_Task requirements_: Look for "ylabel" in each line of the entries, and return the matching lines.

_Data supplied_:
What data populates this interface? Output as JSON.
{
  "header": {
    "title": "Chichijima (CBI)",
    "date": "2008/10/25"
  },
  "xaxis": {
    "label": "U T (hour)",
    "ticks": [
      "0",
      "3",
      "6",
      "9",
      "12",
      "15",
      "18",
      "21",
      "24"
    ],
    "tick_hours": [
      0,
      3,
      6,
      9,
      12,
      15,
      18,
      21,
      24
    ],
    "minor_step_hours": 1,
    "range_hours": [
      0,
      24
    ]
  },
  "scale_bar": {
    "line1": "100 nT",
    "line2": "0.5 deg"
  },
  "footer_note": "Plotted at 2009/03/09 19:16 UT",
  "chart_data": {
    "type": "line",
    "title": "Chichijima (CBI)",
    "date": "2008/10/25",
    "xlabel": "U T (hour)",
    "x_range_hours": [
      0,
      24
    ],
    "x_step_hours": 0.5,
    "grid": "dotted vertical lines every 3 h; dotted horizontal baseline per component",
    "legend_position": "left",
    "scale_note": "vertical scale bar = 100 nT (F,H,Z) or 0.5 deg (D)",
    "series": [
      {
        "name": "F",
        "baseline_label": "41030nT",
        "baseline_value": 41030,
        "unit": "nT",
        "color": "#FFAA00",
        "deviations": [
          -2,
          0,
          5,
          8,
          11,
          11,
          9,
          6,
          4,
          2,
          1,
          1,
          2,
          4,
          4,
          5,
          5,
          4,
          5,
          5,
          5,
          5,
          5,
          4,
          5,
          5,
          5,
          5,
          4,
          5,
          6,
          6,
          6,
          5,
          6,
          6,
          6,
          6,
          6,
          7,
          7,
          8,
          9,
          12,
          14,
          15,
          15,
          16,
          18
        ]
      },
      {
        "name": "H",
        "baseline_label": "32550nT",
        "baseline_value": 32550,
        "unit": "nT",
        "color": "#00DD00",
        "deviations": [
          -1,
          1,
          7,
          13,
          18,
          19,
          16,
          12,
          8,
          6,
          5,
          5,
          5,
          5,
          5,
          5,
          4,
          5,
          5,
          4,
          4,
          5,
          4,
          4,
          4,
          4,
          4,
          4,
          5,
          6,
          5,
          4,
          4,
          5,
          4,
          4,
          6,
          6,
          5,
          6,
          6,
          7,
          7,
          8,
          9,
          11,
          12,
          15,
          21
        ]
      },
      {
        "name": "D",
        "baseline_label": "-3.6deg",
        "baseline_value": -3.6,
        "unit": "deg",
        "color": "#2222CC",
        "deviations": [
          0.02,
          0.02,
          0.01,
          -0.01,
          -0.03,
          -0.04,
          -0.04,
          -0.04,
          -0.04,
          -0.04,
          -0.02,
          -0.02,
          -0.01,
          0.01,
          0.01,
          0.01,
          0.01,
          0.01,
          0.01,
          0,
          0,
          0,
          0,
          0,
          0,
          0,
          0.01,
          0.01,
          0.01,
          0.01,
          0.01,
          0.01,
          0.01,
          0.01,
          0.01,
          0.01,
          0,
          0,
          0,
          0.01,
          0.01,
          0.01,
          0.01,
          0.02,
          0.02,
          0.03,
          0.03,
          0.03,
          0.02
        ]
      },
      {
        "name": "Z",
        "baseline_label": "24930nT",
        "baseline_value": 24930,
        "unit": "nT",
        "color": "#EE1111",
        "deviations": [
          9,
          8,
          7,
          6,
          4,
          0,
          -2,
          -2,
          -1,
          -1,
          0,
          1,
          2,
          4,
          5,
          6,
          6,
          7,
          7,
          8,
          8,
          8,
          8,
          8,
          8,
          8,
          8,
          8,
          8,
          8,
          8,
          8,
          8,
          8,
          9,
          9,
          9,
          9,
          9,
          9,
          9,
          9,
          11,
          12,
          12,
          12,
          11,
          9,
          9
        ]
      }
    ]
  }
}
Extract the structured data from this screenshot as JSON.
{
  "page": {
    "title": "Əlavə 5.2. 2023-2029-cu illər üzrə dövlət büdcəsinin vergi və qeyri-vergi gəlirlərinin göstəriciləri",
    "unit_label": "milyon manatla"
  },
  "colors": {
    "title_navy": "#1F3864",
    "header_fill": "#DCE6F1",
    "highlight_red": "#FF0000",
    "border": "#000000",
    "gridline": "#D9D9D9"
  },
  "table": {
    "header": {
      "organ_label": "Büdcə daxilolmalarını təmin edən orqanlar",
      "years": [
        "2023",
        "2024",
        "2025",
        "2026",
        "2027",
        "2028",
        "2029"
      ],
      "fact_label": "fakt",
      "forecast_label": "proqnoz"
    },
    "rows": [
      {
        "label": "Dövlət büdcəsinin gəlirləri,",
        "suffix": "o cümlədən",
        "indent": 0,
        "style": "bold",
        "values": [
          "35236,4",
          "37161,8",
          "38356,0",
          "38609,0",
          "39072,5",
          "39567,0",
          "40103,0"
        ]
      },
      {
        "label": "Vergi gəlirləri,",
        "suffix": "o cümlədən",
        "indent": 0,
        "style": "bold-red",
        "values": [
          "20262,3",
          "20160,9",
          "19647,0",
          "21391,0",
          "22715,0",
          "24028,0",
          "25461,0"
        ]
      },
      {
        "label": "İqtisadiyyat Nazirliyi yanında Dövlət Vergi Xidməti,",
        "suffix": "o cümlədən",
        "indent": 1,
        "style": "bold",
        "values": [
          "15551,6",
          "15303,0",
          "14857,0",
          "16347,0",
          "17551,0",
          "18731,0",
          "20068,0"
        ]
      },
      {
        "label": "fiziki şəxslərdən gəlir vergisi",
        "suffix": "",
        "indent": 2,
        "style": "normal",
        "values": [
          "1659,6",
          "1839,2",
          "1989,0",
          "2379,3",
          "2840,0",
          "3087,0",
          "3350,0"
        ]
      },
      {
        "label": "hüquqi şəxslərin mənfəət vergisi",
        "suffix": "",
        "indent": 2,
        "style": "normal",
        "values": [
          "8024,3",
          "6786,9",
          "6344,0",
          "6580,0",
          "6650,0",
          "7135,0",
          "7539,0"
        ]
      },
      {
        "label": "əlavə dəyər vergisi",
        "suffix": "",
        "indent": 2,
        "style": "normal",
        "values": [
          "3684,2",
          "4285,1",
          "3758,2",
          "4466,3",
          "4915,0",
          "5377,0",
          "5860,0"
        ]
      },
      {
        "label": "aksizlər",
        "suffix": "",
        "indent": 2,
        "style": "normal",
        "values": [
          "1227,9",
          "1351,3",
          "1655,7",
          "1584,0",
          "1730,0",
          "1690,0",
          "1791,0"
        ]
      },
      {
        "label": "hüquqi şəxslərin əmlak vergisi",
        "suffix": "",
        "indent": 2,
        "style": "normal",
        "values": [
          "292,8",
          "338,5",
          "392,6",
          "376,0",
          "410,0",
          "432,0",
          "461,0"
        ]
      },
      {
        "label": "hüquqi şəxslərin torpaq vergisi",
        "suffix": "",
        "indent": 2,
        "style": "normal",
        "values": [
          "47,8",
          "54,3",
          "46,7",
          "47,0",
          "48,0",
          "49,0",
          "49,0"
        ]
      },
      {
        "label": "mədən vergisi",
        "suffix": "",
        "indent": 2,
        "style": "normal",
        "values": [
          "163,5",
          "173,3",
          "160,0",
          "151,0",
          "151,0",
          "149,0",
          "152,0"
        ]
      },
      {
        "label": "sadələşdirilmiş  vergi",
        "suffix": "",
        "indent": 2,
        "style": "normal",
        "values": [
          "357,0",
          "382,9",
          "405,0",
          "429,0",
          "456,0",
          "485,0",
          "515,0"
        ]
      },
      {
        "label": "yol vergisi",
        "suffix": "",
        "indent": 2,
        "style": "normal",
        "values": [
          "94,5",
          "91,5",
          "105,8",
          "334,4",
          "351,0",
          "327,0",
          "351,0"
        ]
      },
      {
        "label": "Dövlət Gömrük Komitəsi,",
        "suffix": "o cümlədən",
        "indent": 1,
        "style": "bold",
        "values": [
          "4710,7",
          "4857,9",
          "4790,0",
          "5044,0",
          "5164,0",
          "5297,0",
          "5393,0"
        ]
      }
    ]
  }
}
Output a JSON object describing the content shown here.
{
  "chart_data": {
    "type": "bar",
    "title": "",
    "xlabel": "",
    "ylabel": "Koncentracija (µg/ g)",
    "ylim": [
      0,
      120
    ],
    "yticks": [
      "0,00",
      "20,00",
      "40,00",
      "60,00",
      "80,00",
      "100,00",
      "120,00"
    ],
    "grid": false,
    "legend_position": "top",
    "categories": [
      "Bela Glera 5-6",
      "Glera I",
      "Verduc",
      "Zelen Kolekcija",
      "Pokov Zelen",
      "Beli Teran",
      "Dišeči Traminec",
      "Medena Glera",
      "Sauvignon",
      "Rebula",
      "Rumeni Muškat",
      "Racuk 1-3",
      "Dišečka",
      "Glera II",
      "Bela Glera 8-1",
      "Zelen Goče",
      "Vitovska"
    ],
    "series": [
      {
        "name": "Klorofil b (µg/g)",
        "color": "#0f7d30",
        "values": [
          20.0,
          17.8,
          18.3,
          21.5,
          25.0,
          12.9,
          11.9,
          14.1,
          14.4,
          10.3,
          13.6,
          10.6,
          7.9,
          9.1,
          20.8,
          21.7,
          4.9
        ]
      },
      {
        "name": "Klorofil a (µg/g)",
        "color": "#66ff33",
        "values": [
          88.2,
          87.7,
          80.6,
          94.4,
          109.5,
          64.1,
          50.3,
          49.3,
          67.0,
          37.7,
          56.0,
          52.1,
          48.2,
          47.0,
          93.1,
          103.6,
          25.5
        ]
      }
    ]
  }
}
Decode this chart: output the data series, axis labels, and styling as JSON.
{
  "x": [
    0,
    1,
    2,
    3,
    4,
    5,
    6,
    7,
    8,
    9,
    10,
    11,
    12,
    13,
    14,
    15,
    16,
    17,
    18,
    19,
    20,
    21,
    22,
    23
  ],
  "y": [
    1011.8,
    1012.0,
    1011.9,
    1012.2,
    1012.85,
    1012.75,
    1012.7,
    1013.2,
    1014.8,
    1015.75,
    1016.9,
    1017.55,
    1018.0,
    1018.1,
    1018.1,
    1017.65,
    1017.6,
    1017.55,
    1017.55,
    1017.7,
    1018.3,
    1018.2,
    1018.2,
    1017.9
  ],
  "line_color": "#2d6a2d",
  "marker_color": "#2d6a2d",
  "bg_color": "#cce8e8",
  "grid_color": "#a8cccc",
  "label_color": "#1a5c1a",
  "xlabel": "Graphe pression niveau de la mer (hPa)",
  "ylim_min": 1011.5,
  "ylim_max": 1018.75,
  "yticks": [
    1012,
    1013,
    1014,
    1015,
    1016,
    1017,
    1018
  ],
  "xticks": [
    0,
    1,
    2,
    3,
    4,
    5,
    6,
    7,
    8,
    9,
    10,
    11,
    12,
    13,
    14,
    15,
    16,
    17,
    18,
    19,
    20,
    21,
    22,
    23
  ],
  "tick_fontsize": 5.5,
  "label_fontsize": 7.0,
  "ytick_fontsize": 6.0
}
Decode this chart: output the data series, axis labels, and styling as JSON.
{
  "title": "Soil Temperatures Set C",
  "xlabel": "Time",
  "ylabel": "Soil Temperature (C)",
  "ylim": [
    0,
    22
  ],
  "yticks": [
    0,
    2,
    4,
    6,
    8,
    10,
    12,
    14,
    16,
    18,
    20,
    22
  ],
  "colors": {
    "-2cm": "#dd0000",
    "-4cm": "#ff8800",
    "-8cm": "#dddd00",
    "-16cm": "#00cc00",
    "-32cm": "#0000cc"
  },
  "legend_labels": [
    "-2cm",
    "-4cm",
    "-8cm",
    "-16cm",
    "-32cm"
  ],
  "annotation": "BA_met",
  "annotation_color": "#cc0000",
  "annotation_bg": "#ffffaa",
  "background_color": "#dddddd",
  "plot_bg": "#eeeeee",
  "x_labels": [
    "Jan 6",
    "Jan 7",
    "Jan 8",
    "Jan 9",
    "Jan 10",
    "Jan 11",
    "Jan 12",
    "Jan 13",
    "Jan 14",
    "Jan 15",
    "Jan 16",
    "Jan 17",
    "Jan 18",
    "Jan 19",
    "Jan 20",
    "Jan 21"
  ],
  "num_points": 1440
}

_Expected answer_:
    "ylabel": "Koncentracija (µg/ g)",
  "ylabel": "Soil Temperature (C)",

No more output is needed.